RECORD SET:
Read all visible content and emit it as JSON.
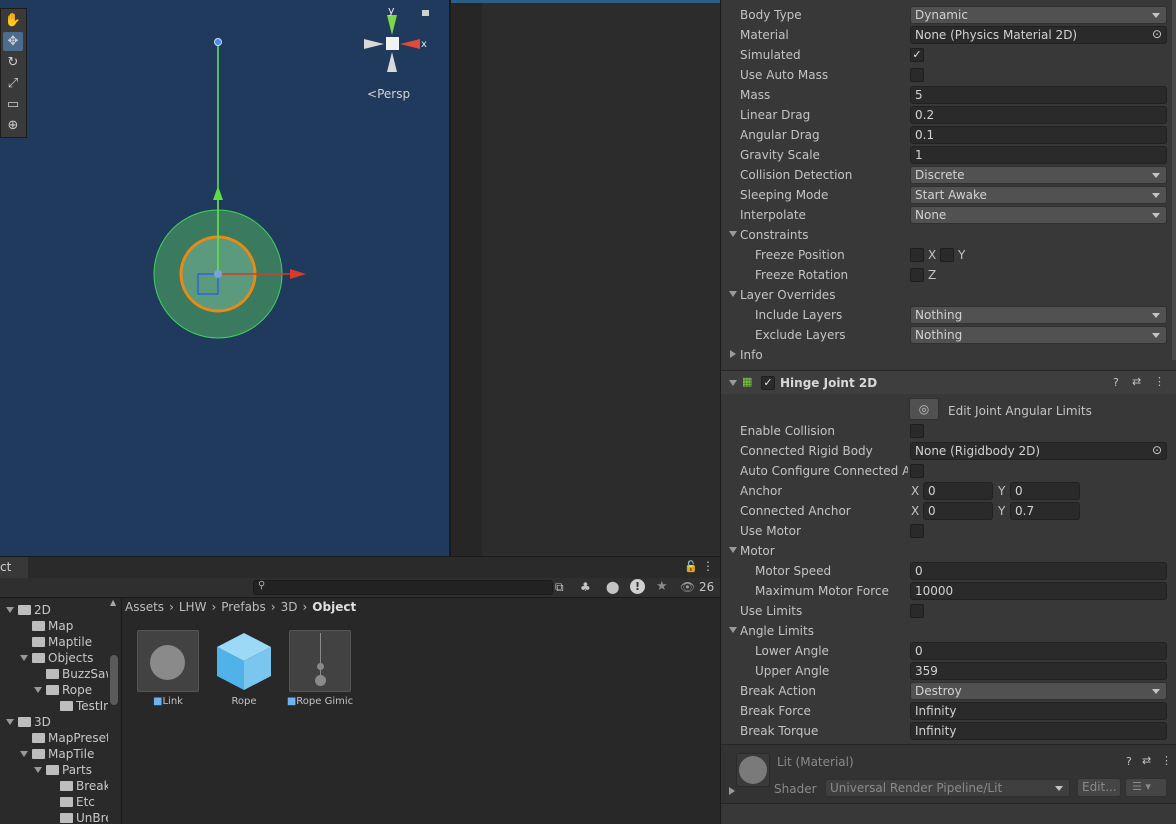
{
  "scene": {
    "persp_label": "Persp",
    "gizmo_axes": {
      "y": "y",
      "x": "x"
    },
    "tools": [
      "hand-tool",
      "move-tool",
      "rotate-tool",
      "scale-tool",
      "rect-tool",
      "transform-tool"
    ]
  },
  "project": {
    "tab_label": "ct",
    "hidden_count": "26",
    "breadcrumb": [
      "Assets",
      "LHW",
      "Prefabs",
      "3D",
      "Object"
    ],
    "folders": [
      {
        "label": "2D",
        "indent": 0,
        "expanded": true
      },
      {
        "label": "Map",
        "indent": 1,
        "expanded": false
      },
      {
        "label": "Maptile",
        "indent": 1,
        "expanded": false
      },
      {
        "label": "Objects",
        "indent": 1,
        "expanded": true
      },
      {
        "label": "BuzzSaw",
        "indent": 2,
        "expanded": false
      },
      {
        "label": "Rope",
        "indent": 2,
        "expanded": true
      },
      {
        "label": "TestIma",
        "indent": 3,
        "expanded": false
      },
      {
        "label": "3D",
        "indent": 0,
        "expanded": true
      },
      {
        "label": "MapPreset",
        "indent": 1,
        "expanded": false
      },
      {
        "label": "MapTile",
        "indent": 1,
        "expanded": true
      },
      {
        "label": "Parts",
        "indent": 2,
        "expanded": true
      },
      {
        "label": "Breaka",
        "indent": 3,
        "expanded": false
      },
      {
        "label": "Etc",
        "indent": 3,
        "expanded": false
      },
      {
        "label": "UnBrea",
        "indent": 3,
        "expanded": false
      }
    ],
    "assets": [
      {
        "label": "Link"
      },
      {
        "label": "Rope"
      },
      {
        "label": "Rope Gimic"
      }
    ]
  },
  "rigidbody": {
    "body_type_label": "Body Type",
    "body_type": "Dynamic",
    "material_label": "Material",
    "material": "None (Physics Material 2D)",
    "simulated_label": "Simulated",
    "auto_mass_label": "Use Auto Mass",
    "mass_label": "Mass",
    "mass": "5",
    "linear_drag_label": "Linear Drag",
    "linear_drag": "0.2",
    "angular_drag_label": "Angular Drag",
    "angular_drag": "0.1",
    "gravity_label": "Gravity Scale",
    "gravity": "1",
    "collision_label": "Collision Detection",
    "collision": "Discrete",
    "sleeping_label": "Sleeping Mode",
    "sleeping": "Start Awake",
    "interpolate_label": "Interpolate",
    "interpolate": "None",
    "constraints_label": "Constraints",
    "freeze_pos_label": "Freeze Position",
    "freeze_rot_label": "Freeze Rotation",
    "x": "X",
    "y": "Y",
    "z": "Z",
    "layer_overrides_label": "Layer Overrides",
    "include_label": "Include Layers",
    "include": "Nothing",
    "exclude_label": "Exclude Layers",
    "exclude": "Nothing",
    "info_label": "Info"
  },
  "hinge": {
    "title": "Hinge Joint 2D",
    "edit_limits": "Edit Joint Angular Limits",
    "enable_collision_label": "Enable Collision",
    "connected_rb_label": "Connected Rigid Body",
    "connected_rb": "None (Rigidbody 2D)",
    "auto_config_label": "Auto Configure Connected An",
    "anchor_label": "Anchor",
    "anchor_x": "0",
    "anchor_y": "0",
    "connected_anchor_label": "Connected Anchor",
    "connected_anchor_x": "0",
    "connected_anchor_y": "0.7",
    "use_motor_label": "Use Motor",
    "motor_label": "Motor",
    "motor_speed_label": "Motor Speed",
    "motor_speed": "0",
    "max_force_label": "Maximum Motor Force",
    "max_force": "10000",
    "use_limits_label": "Use Limits",
    "angle_limits_label": "Angle Limits",
    "lower_label": "Lower Angle",
    "lower": "0",
    "upper_label": "Upper Angle",
    "upper": "359",
    "break_action_label": "Break Action",
    "break_action": "Destroy",
    "break_force_label": "Break Force",
    "break_force": "Infinity",
    "break_torque_label": "Break Torque",
    "break_torque": "Infinity"
  },
  "material": {
    "title": "Lit (Material)",
    "shader_label": "Shader",
    "shader": "Universal Render Pipeline/Lit",
    "edit": "Edit..."
  }
}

CHALLENGE:
Transcribe all of the material exactly, leaving out whatever pictures it contains.

ANSWER FOR THIS EXERCISE:
Read all visible content and emit it as JSON.
{
  "scene": {
    "persp_label": "Persp",
    "gizmo_axes": {
      "y": "y",
      "x": "x"
    },
    "tools": [
      "hand-tool",
      "move-tool",
      "rotate-tool",
      "scale-tool",
      "rect-tool",
      "transform-tool"
    ]
  },
  "project": {
    "tab_label": "ct",
    "hidden_count": "26",
    "breadcrumb": [
      "Assets",
      "LHW",
      "Prefabs",
      "3D",
      "Object"
    ],
    "folders": [
      {
        "label": "2D",
        "indent": 0,
        "expanded": true
      },
      {
        "label": "Map",
        "indent": 1,
        "expanded": false
      },
      {
        "label": "Maptile",
        "indent": 1,
        "expanded": false
      },
      {
        "label": "Objects",
        "indent": 1,
        "expanded": true
      },
      {
        "label": "BuzzSaw",
        "indent": 2,
        "expanded": false
      },
      {
        "label": "Rope",
        "indent": 2,
        "expanded": true
      },
      {
        "label": "TestIma",
        "indent": 3,
        "expanded": false
      },
      {
        "label": "3D",
        "indent": 0,
        "expanded": true
      },
      {
        "label": "MapPreset",
        "indent": 1,
        "expanded": false
      },
      {
        "label": "MapTile",
        "indent": 1,
        "expanded": true
      },
      {
        "label": "Parts",
        "indent": 2,
        "expanded": true
      },
      {
        "label": "Breaka",
        "indent": 3,
        "expanded": false
      },
      {
        "label": "Etc",
        "indent": 3,
        "expanded": false
      },
      {
        "label": "UnBrea",
        "indent": 3,
        "expanded": false
      }
    ],
    "assets": [
      {
        "label": "Link"
      },
      {
        "label": "Rope"
      },
      {
        "label": "Rope Gimic"
      }
    ]
  },
  "rigidbody": {
    "body_type_label": "Body Type",
    "body_type": "Dynamic",
    "material_label": "Material",
    "material": "None (Physics Material 2D)",
    "simulated_label": "Simulated",
    "auto_mass_label": "Use Auto Mass",
    "mass_label": "Mass",
    "mass": "5",
    "linear_drag_label": "Linear Drag",
    "linear_drag": "0.2",
    "angular_drag_label": "Angular Drag",
    "angular_drag": "0.1",
    "gravity_label": "Gravity Scale",
    "gravity": "1",
    "collision_label": "Collision Detection",
    "collision": "Discrete",
    "sleeping_label": "Sleeping Mode",
    "sleeping": "Start Awake",
    "interpolate_label": "Interpolate",
    "interpolate": "None",
    "constraints_label": "Constraints",
    "freeze_pos_label": "Freeze Position",
    "freeze_rot_label": "Freeze Rotation",
    "x": "X",
    "y": "Y",
    "z": "Z",
    "layer_overrides_label": "Layer Overrides",
    "include_label": "Include Layers",
    "include": "Nothing",
    "exclude_label": "Exclude Layers",
    "exclude": "Nothing",
    "info_label": "Info"
  },
  "hinge": {
    "title": "Hinge Joint 2D",
    "edit_limits": "Edit Joint Angular Limits",
    "enable_collision_label": "Enable Collision",
    "connected_rb_label": "Connected Rigid Body",
    "connected_rb": "None (Rigidbody 2D)",
    "auto_config_label": "Auto Configure Connected An",
    "anchor_label": "Anchor",
    "anchor_x": "0",
    "anchor_y": "0",
    "connected_anchor_label": "Connected Anchor",
    "connected_anchor_x": "0",
    "connected_anchor_y": "0.7",
    "use_motor_label": "Use Motor",
    "motor_label": "Motor",
    "motor_speed_label": "Motor Speed",
    "motor_speed": "0",
    "max_force_label": "Maximum Motor Force",
    "max_force": "10000",
    "use_limits_label": "Use Limits",
    "angle_limits_label": "Angle Limits",
    "lower_label": "Lower Angle",
    "lower": "0",
    "upper_label": "Upper Angle",
    "upper": "359",
    "break_action_label": "Break Action",
    "break_action": "Destroy",
    "break_force_label": "Break Force",
    "break_force": "Infinity",
    "break_torque_label": "Break Torque",
    "break_torque": "Infinity"
  },
  "material": {
    "title": "Lit (Material)",
    "shader_label": "Shader",
    "shader": "Universal Render Pipeline/Lit",
    "edit": "Edit..."
  }
}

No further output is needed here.